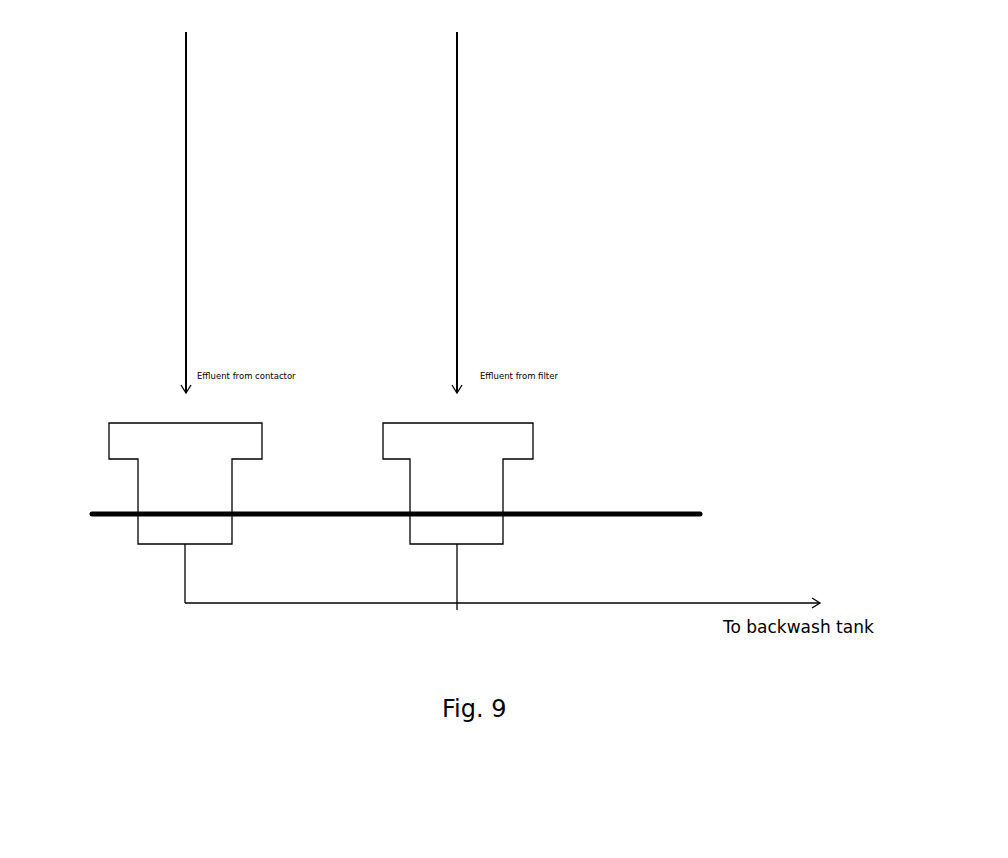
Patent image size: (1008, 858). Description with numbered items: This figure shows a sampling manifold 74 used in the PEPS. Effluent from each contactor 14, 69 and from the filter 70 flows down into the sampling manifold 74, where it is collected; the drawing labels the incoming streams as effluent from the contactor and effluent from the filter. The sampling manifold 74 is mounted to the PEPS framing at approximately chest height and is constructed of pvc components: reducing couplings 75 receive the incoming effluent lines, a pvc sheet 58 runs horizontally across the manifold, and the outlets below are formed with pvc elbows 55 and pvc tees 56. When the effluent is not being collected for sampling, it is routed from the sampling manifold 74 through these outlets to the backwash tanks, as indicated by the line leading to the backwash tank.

The contactor 14 is at (269, 212).
The contactor 69 is at (187, 138).
The filter 70 is at (458, 160).
The sampling manifold 74 is at (410, 463).
The reducing couplings 75 is at (263, 424).
The pvc sheet 58 is at (638, 510).
The pvc elbows 55 is at (186, 602).
The pvc tees 56 is at (457, 610).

--

Copy every line above word for word, but leave out the pictures.

Patent image size: (1008, 858). Description with numbered items: This figure shows a sampling manifold 74 used in the PEPS. Effluent from each contactor 14, 69 and from the filter 70 flows down into the sampling manifold 74, where it is collected; the drawing labels the incoming streams as effluent from the contactor and effluent from the filter. The sampling manifold 74 is mounted to the PEPS framing at approximately chest height and is constructed of pvc components: reducing couplings 75 receive the incoming effluent lines, a pvc sheet 58 runs horizontally across the manifold, and the outlets below are formed with pvc elbows 55 and pvc tees 56. When the effluent is not being collected for sampling, it is routed from the sampling manifold 74 through these outlets to the backwash tanks, as indicated by the line leading to the backwash tank.

The contactor 14 is at (269, 212).
The contactor 69 is at (187, 138).
The filter 70 is at (458, 160).
The sampling manifold 74 is at (410, 463).
The reducing couplings 75 is at (263, 424).
The pvc sheet 58 is at (638, 510).
The pvc elbows 55 is at (186, 602).
The pvc tees 56 is at (457, 610).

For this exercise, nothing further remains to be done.